** start Data **

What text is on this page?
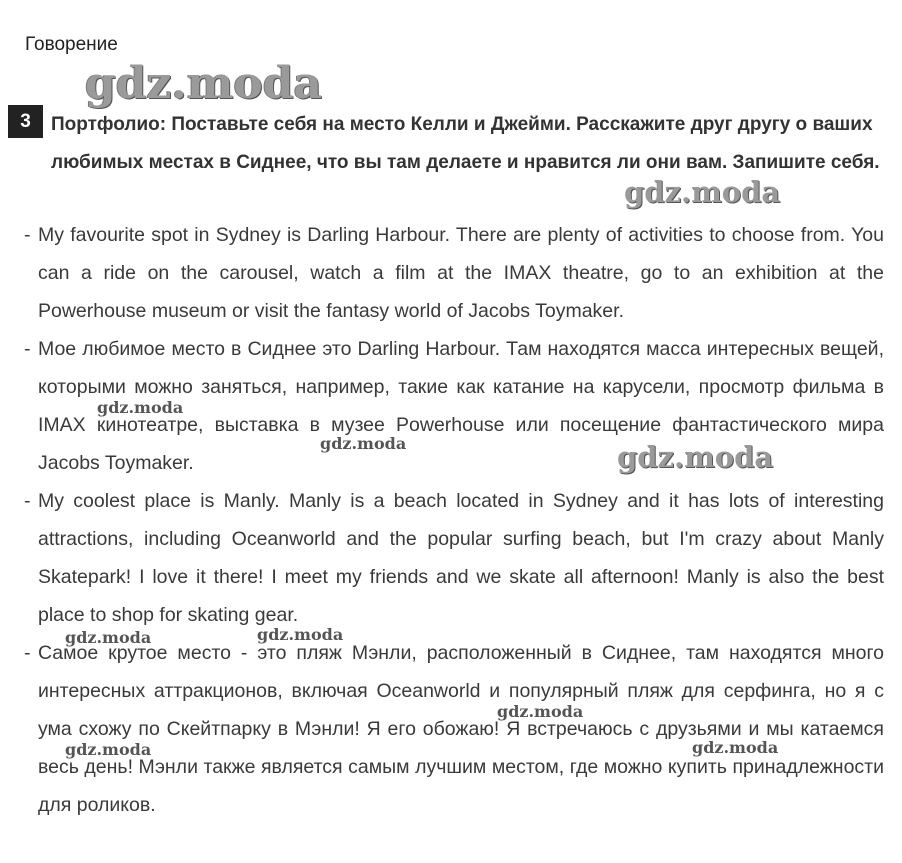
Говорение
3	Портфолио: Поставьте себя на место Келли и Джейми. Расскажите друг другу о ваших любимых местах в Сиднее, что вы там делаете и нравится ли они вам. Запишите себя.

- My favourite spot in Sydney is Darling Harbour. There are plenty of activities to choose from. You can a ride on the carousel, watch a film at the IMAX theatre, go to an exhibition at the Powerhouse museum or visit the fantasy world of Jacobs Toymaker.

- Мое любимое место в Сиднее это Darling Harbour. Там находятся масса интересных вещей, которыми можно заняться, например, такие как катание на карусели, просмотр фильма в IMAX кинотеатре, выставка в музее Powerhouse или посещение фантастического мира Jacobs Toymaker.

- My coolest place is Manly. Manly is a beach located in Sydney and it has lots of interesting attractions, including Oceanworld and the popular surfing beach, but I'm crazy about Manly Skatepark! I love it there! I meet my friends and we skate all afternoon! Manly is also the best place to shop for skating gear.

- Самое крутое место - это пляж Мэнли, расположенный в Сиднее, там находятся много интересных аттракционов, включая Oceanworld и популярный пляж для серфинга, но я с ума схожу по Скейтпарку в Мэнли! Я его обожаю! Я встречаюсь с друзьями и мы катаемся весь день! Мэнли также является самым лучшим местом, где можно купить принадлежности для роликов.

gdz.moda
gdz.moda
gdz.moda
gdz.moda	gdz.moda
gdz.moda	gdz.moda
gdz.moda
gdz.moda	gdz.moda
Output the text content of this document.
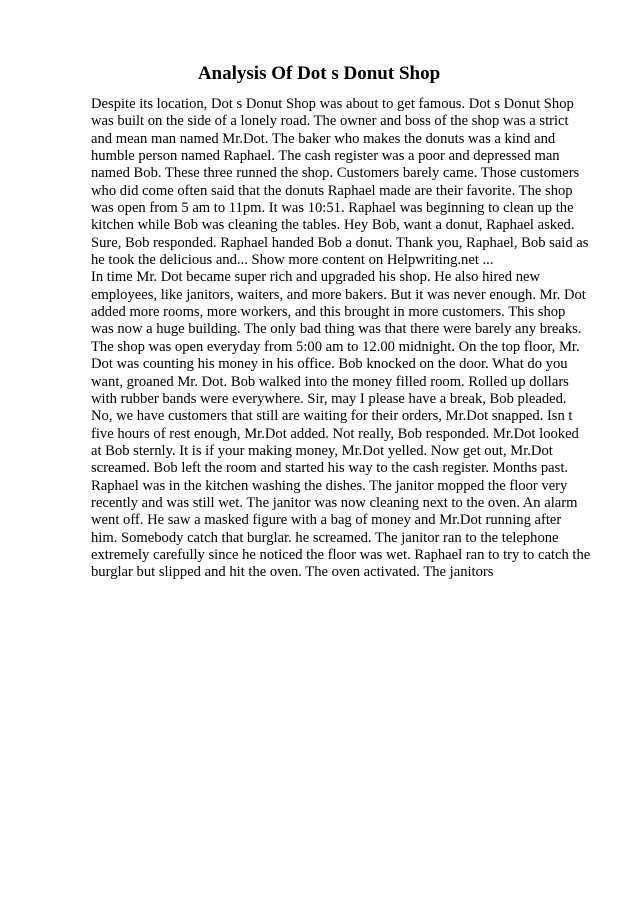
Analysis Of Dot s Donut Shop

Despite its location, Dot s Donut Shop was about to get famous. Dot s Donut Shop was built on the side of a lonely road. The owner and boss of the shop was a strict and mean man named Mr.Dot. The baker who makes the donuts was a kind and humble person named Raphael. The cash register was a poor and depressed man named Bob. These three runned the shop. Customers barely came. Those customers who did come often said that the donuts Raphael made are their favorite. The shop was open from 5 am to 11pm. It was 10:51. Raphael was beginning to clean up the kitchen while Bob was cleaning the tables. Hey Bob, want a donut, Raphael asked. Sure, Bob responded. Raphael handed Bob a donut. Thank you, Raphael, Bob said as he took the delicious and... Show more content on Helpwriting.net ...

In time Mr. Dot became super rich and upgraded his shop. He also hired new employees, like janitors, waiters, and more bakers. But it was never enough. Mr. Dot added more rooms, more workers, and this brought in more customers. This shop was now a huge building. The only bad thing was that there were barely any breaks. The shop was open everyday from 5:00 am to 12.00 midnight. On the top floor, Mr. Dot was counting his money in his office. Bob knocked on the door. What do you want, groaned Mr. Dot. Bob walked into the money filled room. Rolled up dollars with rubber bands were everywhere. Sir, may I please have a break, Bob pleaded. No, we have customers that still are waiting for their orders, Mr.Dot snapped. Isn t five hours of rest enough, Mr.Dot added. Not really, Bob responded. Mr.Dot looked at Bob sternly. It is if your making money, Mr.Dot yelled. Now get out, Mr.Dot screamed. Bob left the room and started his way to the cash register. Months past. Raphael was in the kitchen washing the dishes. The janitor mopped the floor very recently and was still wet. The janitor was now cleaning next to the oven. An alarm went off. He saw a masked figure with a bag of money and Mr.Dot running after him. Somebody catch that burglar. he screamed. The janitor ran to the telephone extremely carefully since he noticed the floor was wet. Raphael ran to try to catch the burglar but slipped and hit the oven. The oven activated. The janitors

** end Data **

### Work to complete:
Make an exact copy of all entries above, dropping the images.

### Answer to this problem:
What text is on this page?
Говорение
3	Портфолио: Поставьте себя на место Келли и Джейми. Расскажите друг другу о ваших любимых местах в Сиднее, что вы там делаете и нравится ли они вам. Запишите себя.

- My favourite spot in Sydney is Darling Harbour. There are plenty of activities to choose from. You can a ride on the carousel, watch a film at the IMAX theatre, go to an exhibition at the Powerhouse museum or visit the fantasy world of Jacobs Toymaker.

- Мое любимое место в Сиднее это Darling Harbour. Там находятся масса интересных вещей, которыми можно заняться, например, такие как катание на карусели, просмотр фильма в IMAX кинотеатре, выставка в музее Powerhouse или посещение фантастического мира Jacobs Toymaker.

- My coolest place is Manly. Manly is a beach located in Sydney and it has lots of interesting attractions, including Oceanworld and the popular surfing beach, but I'm crazy about Manly Skatepark! I love it there! I meet my friends and we skate all afternoon! Manly is also the best place to shop for skating gear.

- Самое крутое место - это пляж Мэнли, расположенный в Сиднее, там находятся много интересных аттракционов, включая Oceanworld и популярный пляж для серфинга, но я с ума схожу по Скейтпарку в Мэнли! Я его обожаю! Я встречаюсь с друзьями и мы катаемся весь день! Мэнли также является самым лучшим местом, где можно купить принадлежности для роликов.

gdz.moda
gdz.moda
gdz.moda
gdz.moda	gdz.moda
gdz.moda	gdz.moda
gdz.moda
gdz.moda	gdz.moda
Output the text content of this document.
Analysis Of Dot s Donut Shop

Despite its location, Dot s Donut Shop was about to get famous. Dot s Donut Shop was built on the side of a lonely road. The owner and boss of the shop was a strict and mean man named Mr.Dot. The baker who makes the donuts was a kind and humble person named Raphael. The cash register was a poor and depressed man named Bob. These three runned the shop. Customers barely came. Those customers who did come often said that the donuts Raphael made are their favorite. The shop was open from 5 am to 11pm. It was 10:51. Raphael was beginning to clean up the kitchen while Bob was cleaning the tables. Hey Bob, want a donut, Raphael asked. Sure, Bob responded. Raphael handed Bob a donut. Thank you, Raphael, Bob said as he took the delicious and... Show more content on Helpwriting.net ...

In time Mr. Dot became super rich and upgraded his shop. He also hired new employees, like janitors, waiters, and more bakers. But it was never enough. Mr. Dot added more rooms, more workers, and this brought in more customers. This shop was now a huge building. The only bad thing was that there were barely any breaks. The shop was open everyday from 5:00 am to 12.00 midnight. On the top floor, Mr. Dot was counting his money in his office. Bob knocked on the door. What do you want, groaned Mr. Dot. Bob walked into the money filled room. Rolled up dollars with rubber bands were everywhere. Sir, may I please have a break, Bob pleaded. No, we have customers that still are waiting for their orders, Mr.Dot snapped. Isn t five hours of rest enough, Mr.Dot added. Not really, Bob responded. Mr.Dot looked at Bob sternly. It is if your making money, Mr.Dot yelled. Now get out, Mr.Dot screamed. Bob left the room and started his way to the cash register. Months past. Raphael was in the kitchen washing the dishes. The janitor mopped the floor very recently and was still wet. The janitor was now cleaning next to the oven. An alarm went off. He saw a masked figure with a bag of money and Mr.Dot running after him. Somebody catch that burglar. he screamed. The janitor ran to the telephone extremely carefully since he noticed the floor was wet. Raphael ran to try to catch the burglar but slipped and hit the oven. The oven activated. The janitors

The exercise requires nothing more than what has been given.